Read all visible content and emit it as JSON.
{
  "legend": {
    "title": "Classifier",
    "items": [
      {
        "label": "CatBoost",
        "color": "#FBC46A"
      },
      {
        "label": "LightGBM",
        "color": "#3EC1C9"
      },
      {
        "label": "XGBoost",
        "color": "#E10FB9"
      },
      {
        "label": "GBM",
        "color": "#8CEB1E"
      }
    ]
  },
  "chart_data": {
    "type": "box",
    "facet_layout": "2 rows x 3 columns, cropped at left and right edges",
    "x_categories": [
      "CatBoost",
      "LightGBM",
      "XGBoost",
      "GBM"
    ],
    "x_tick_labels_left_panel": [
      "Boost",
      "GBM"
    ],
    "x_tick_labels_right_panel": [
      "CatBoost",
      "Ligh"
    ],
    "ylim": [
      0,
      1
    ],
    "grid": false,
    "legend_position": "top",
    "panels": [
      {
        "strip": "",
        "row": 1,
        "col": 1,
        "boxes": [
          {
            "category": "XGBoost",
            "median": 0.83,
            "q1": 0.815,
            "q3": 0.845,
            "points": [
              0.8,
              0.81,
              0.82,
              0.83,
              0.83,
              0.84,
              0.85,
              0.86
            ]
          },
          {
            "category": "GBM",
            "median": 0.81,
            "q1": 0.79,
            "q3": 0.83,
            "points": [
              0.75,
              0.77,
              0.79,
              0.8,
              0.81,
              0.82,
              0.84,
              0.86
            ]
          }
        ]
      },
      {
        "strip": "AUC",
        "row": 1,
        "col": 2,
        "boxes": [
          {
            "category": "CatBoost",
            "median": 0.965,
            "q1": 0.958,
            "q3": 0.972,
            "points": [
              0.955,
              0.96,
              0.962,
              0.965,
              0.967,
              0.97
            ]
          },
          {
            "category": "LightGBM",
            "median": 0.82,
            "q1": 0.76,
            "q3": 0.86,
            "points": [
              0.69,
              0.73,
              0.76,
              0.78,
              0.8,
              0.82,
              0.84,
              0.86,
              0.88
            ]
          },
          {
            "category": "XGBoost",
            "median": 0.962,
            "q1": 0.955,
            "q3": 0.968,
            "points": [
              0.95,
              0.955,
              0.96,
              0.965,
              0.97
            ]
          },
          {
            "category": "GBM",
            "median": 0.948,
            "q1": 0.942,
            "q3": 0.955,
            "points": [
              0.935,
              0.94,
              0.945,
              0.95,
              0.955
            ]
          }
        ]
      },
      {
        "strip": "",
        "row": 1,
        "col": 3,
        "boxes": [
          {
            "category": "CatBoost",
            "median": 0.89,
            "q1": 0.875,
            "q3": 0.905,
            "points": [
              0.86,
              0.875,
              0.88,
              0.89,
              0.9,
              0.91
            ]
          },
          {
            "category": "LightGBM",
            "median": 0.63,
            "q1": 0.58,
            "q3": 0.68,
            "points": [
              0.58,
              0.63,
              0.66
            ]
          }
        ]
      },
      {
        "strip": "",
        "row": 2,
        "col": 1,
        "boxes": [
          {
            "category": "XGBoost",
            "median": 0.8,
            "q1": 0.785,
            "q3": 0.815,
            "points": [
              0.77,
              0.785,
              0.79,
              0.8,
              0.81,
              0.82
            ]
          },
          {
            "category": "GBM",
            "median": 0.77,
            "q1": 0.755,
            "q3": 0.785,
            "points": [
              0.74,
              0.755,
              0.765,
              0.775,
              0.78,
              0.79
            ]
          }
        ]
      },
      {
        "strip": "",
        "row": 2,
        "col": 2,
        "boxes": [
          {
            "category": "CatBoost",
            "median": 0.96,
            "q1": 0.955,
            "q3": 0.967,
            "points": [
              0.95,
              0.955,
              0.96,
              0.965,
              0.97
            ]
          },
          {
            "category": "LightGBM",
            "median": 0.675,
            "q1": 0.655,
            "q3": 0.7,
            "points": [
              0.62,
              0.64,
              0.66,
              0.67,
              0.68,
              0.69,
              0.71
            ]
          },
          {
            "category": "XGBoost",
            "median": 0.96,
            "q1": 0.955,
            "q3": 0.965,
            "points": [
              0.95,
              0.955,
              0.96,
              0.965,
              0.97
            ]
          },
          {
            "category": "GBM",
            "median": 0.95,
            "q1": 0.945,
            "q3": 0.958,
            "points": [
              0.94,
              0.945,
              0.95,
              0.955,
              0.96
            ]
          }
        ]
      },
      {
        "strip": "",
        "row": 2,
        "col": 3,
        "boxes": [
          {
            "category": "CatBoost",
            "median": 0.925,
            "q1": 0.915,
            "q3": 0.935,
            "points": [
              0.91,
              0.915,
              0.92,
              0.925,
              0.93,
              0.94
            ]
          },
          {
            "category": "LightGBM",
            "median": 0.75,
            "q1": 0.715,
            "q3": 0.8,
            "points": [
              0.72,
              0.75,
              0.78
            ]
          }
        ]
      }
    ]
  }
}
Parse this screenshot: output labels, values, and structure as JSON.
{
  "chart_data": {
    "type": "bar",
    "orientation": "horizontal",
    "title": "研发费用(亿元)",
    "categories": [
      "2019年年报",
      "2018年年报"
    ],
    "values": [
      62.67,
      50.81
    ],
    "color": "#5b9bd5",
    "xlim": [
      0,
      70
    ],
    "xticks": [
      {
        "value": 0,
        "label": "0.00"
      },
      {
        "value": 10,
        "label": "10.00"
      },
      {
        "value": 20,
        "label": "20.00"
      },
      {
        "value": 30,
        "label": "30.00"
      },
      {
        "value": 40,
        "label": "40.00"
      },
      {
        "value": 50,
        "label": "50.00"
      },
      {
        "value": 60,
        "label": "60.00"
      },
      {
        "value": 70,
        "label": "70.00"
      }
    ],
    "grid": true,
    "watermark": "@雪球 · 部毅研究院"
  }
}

» **WRITTEN EXERCISE**:
In the records above, collect each line with "color".

» **EXERCISE RESULT**:
        "color": "#FBC46A"
        "color": "#3EC1C9"
        "color": "#E10FB9"
        "color": "#8CEB1E"
    "color": "#5b9bd5",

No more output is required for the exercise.